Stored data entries
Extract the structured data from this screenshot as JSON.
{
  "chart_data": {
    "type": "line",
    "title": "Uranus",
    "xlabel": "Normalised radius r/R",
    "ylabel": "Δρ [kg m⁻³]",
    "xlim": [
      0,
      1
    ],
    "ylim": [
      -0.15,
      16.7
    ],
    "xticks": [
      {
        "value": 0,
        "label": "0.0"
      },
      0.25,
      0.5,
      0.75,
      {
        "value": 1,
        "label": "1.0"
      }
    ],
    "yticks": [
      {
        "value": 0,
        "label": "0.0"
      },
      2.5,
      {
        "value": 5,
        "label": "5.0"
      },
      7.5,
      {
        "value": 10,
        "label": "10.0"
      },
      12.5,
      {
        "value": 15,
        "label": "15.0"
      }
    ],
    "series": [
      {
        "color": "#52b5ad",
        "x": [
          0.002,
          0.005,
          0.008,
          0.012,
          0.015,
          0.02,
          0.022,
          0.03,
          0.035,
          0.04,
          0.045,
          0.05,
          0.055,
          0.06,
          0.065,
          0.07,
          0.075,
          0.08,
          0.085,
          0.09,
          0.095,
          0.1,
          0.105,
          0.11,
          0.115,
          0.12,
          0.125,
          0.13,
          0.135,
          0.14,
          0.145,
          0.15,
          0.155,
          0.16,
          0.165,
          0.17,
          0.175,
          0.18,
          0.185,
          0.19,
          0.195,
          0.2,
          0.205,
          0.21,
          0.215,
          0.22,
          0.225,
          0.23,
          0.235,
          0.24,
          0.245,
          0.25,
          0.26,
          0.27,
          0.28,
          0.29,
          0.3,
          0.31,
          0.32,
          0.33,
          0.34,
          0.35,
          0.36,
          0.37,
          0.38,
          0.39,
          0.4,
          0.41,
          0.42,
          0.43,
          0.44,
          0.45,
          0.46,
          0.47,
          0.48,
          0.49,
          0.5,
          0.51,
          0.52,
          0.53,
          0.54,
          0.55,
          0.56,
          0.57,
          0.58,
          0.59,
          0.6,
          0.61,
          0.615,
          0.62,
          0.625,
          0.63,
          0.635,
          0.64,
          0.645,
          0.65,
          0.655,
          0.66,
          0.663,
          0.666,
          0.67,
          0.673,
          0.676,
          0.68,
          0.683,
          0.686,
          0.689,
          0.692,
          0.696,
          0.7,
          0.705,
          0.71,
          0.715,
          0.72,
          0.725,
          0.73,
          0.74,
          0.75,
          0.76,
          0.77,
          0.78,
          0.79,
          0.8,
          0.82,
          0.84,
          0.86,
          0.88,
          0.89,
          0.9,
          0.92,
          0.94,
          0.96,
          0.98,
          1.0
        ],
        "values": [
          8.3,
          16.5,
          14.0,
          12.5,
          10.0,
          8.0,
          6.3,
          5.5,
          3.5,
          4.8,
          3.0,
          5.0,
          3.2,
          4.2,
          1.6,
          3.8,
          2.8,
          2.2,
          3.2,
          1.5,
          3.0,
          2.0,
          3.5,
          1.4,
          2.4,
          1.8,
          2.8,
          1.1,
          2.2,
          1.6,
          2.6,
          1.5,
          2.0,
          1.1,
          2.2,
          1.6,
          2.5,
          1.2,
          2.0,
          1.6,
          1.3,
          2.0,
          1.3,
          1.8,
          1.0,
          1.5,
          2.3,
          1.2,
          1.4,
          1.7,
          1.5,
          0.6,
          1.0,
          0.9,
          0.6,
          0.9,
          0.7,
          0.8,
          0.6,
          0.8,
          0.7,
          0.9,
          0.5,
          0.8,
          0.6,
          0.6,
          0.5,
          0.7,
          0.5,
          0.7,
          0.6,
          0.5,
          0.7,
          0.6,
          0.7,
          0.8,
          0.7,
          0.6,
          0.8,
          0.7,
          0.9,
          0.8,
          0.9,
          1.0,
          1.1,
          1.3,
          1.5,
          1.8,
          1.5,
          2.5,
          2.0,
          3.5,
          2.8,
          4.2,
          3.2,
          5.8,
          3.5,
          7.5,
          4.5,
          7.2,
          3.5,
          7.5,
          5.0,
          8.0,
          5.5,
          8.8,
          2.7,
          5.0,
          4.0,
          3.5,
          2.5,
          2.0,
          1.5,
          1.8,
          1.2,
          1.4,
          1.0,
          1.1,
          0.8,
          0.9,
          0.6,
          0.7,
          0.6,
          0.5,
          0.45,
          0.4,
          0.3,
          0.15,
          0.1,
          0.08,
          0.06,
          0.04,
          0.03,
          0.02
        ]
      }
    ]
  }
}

#### [Work to be completed]
Copy out the full set of records precisely, leaving nothing out.

#### [Correct result]
Extract the structured data from this screenshot as JSON.
{
  "chart_data": {
    "type": "line",
    "title": "Uranus",
    "xlabel": "Normalised radius r/R",
    "ylabel": "Δρ [kg m⁻³]",
    "xlim": [
      0,
      1
    ],
    "ylim": [
      -0.15,
      16.7
    ],
    "xticks": [
      {
        "value": 0,
        "label": "0.0"
      },
      0.25,
      0.5,
      0.75,
      {
        "value": 1,
        "label": "1.0"
      }
    ],
    "yticks": [
      {
        "value": 0,
        "label": "0.0"
      },
      2.5,
      {
        "value": 5,
        "label": "5.0"
      },
      7.5,
      {
        "value": 10,
        "label": "10.0"
      },
      12.5,
      {
        "value": 15,
        "label": "15.0"
      }
    ],
    "series": [
      {
        "color": "#52b5ad",
        "x": [
          0.002,
          0.005,
          0.008,
          0.012,
          0.015,
          0.02,
          0.022,
          0.03,
          0.035,
          0.04,
          0.045,
          0.05,
          0.055,
          0.06,
          0.065,
          0.07,
          0.075,
          0.08,
          0.085,
          0.09,
          0.095,
          0.1,
          0.105,
          0.11,
          0.115,
          0.12,
          0.125,
          0.13,
          0.135,
          0.14,
          0.145,
          0.15,
          0.155,
          0.16,
          0.165,
          0.17,
          0.175,
          0.18,
          0.185,
          0.19,
          0.195,
          0.2,
          0.205,
          0.21,
          0.215,
          0.22,
          0.225,
          0.23,
          0.235,
          0.24,
          0.245,
          0.25,
          0.26,
          0.27,
          0.28,
          0.29,
          0.3,
          0.31,
          0.32,
          0.33,
          0.34,
          0.35,
          0.36,
          0.37,
          0.38,
          0.39,
          0.4,
          0.41,
          0.42,
          0.43,
          0.44,
          0.45,
          0.46,
          0.47,
          0.48,
          0.49,
          0.5,
          0.51,
          0.52,
          0.53,
          0.54,
          0.55,
          0.56,
          0.57,
          0.58,
          0.59,
          0.6,
          0.61,
          0.615,
          0.62,
          0.625,
          0.63,
          0.635,
          0.64,
          0.645,
          0.65,
          0.655,
          0.66,
          0.663,
          0.666,
          0.67,
          0.673,
          0.676,
          0.68,
          0.683,
          0.686,
          0.689,
          0.692,
          0.696,
          0.7,
          0.705,
          0.71,
          0.715,
          0.72,
          0.725,
          0.73,
          0.74,
          0.75,
          0.76,
          0.77,
          0.78,
          0.79,
          0.8,
          0.82,
          0.84,
          0.86,
          0.88,
          0.89,
          0.9,
          0.92,
          0.94,
          0.96,
          0.98,
          1.0
        ],
        "values": [
          8.3,
          16.5,
          14.0,
          12.5,
          10.0,
          8.0,
          6.3,
          5.5,
          3.5,
          4.8,
          3.0,
          5.0,
          3.2,
          4.2,
          1.6,
          3.8,
          2.8,
          2.2,
          3.2,
          1.5,
          3.0,
          2.0,
          3.5,
          1.4,
          2.4,
          1.8,
          2.8,
          1.1,
          2.2,
          1.6,
          2.6,
          1.5,
          2.0,
          1.1,
          2.2,
          1.6,
          2.5,
          1.2,
          2.0,
          1.6,
          1.3,
          2.0,
          1.3,
          1.8,
          1.0,
          1.5,
          2.3,
          1.2,
          1.4,
          1.7,
          1.5,
          0.6,
          1.0,
          0.9,
          0.6,
          0.9,
          0.7,
          0.8,
          0.6,
          0.8,
          0.7,
          0.9,
          0.5,
          0.8,
          0.6,
          0.6,
          0.5,
          0.7,
          0.5,
          0.7,
          0.6,
          0.5,
          0.7,
          0.6,
          0.7,
          0.8,
          0.7,
          0.6,
          0.8,
          0.7,
          0.9,
          0.8,
          0.9,
          1.0,
          1.1,
          1.3,
          1.5,
          1.8,
          1.5,
          2.5,
          2.0,
          3.5,
          2.8,
          4.2,
          3.2,
          5.8,
          3.5,
          7.5,
          4.5,
          7.2,
          3.5,
          7.5,
          5.0,
          8.0,
          5.5,
          8.8,
          2.7,
          5.0,
          4.0,
          3.5,
          2.5,
          2.0,
          1.5,
          1.8,
          1.2,
          1.4,
          1.0,
          1.1,
          0.8,
          0.9,
          0.6,
          0.7,
          0.6,
          0.5,
          0.45,
          0.4,
          0.3,
          0.15,
          0.1,
          0.08,
          0.06,
          0.04,
          0.03,
          0.02
        ]
      }
    ]
  }
}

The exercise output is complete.